(Extracted data entries)

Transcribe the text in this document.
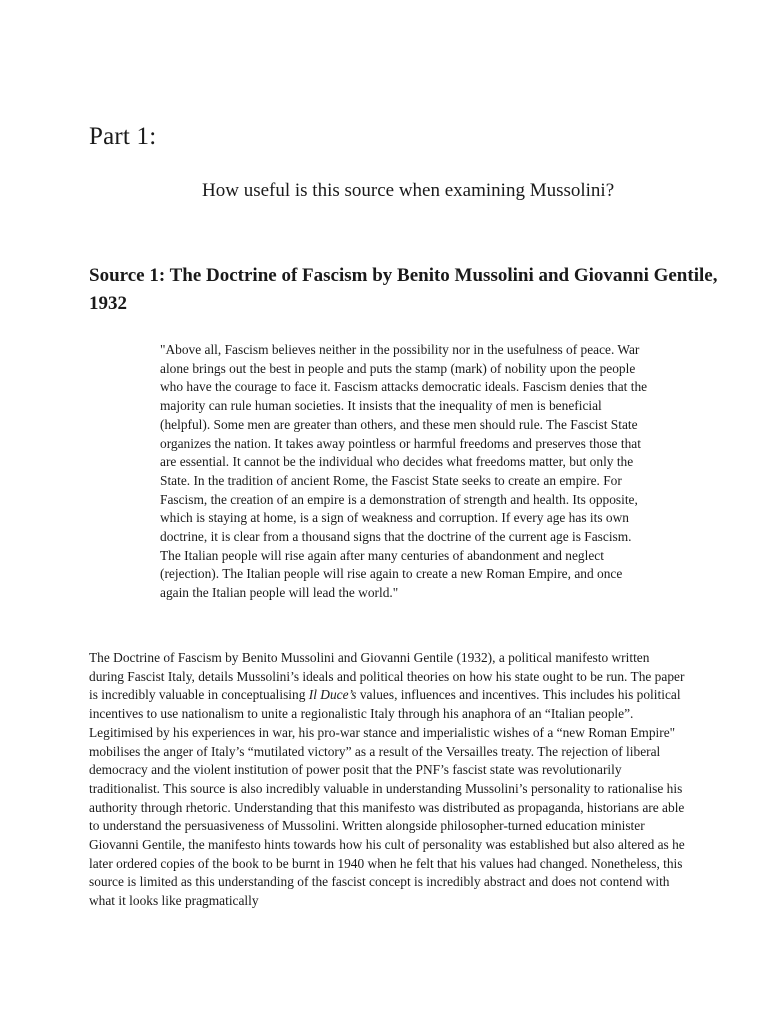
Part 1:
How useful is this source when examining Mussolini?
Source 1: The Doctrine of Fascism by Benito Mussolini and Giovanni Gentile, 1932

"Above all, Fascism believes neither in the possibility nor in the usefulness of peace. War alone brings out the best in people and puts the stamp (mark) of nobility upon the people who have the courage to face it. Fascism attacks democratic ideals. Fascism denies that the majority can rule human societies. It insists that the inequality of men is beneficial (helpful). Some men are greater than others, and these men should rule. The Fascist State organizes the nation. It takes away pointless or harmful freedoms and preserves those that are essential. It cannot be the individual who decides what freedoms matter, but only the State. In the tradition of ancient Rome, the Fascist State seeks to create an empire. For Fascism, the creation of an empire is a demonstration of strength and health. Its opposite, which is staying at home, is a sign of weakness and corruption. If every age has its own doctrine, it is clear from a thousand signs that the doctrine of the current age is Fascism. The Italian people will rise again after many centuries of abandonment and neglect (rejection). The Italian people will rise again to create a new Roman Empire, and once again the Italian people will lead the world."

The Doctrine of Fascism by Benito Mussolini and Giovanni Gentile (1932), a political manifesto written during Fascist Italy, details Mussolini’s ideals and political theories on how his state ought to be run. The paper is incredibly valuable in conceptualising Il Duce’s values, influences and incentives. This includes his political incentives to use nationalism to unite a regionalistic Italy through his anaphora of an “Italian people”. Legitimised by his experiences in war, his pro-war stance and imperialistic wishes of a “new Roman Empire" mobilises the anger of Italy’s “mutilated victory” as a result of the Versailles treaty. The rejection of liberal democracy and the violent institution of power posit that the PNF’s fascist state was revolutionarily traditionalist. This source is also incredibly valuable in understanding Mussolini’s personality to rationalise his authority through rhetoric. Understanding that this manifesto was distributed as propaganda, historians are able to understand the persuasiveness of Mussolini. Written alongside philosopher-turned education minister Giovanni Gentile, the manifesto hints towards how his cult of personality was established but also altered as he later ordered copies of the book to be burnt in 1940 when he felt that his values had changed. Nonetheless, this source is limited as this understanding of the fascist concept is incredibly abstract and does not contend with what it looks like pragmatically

To be done - Will you set down the records word for word while leaving out every picture?

Output -
Transcribe the text in this document.
Part 1:
How useful is this source when examining Mussolini?
Source 1: The Doctrine of Fascism by Benito Mussolini and Giovanni Gentile, 1932

"Above all, Fascism believes neither in the possibility nor in the usefulness of peace. War alone brings out the best in people and puts the stamp (mark) of nobility upon the people who have the courage to face it. Fascism attacks democratic ideals. Fascism denies that the majority can rule human societies. It insists that the inequality of men is beneficial (helpful). Some men are greater than others, and these men should rule. The Fascist State organizes the nation. It takes away pointless or harmful freedoms and preserves those that are essential. It cannot be the individual who decides what freedoms matter, but only the State. In the tradition of ancient Rome, the Fascist State seeks to create an empire. For Fascism, the creation of an empire is a demonstration of strength and health. Its opposite, which is staying at home, is a sign of weakness and corruption. If every age has its own doctrine, it is clear from a thousand signs that the doctrine of the current age is Fascism. The Italian people will rise again after many centuries of abandonment and neglect (rejection). The Italian people will rise again to create a new Roman Empire, and once again the Italian people will lead the world."

The Doctrine of Fascism by Benito Mussolini and Giovanni Gentile (1932), a political manifesto written during Fascist Italy, details Mussolini’s ideals and political theories on how his state ought to be run. The paper is incredibly valuable in conceptualising Il Duce’s values, influences and incentives. This includes his political incentives to use nationalism to unite a regionalistic Italy through his anaphora of an “Italian people”. Legitimised by his experiences in war, his pro-war stance and imperialistic wishes of a “new Roman Empire" mobilises the anger of Italy’s “mutilated victory” as a result of the Versailles treaty. The rejection of liberal democracy and the violent institution of power posit that the PNF’s fascist state was revolutionarily traditionalist. This source is also incredibly valuable in understanding Mussolini’s personality to rationalise his authority through rhetoric. Understanding that this manifesto was distributed as propaganda, historians are able to understand the persuasiveness of Mussolini. Written alongside philosopher-turned education minister Giovanni Gentile, the manifesto hints towards how his cult of personality was established but also altered as he later ordered copies of the book to be burnt in 1940 when he felt that his values had changed. Nonetheless, this source is limited as this understanding of the fascist concept is incredibly abstract and does not contend with what it looks like pragmatically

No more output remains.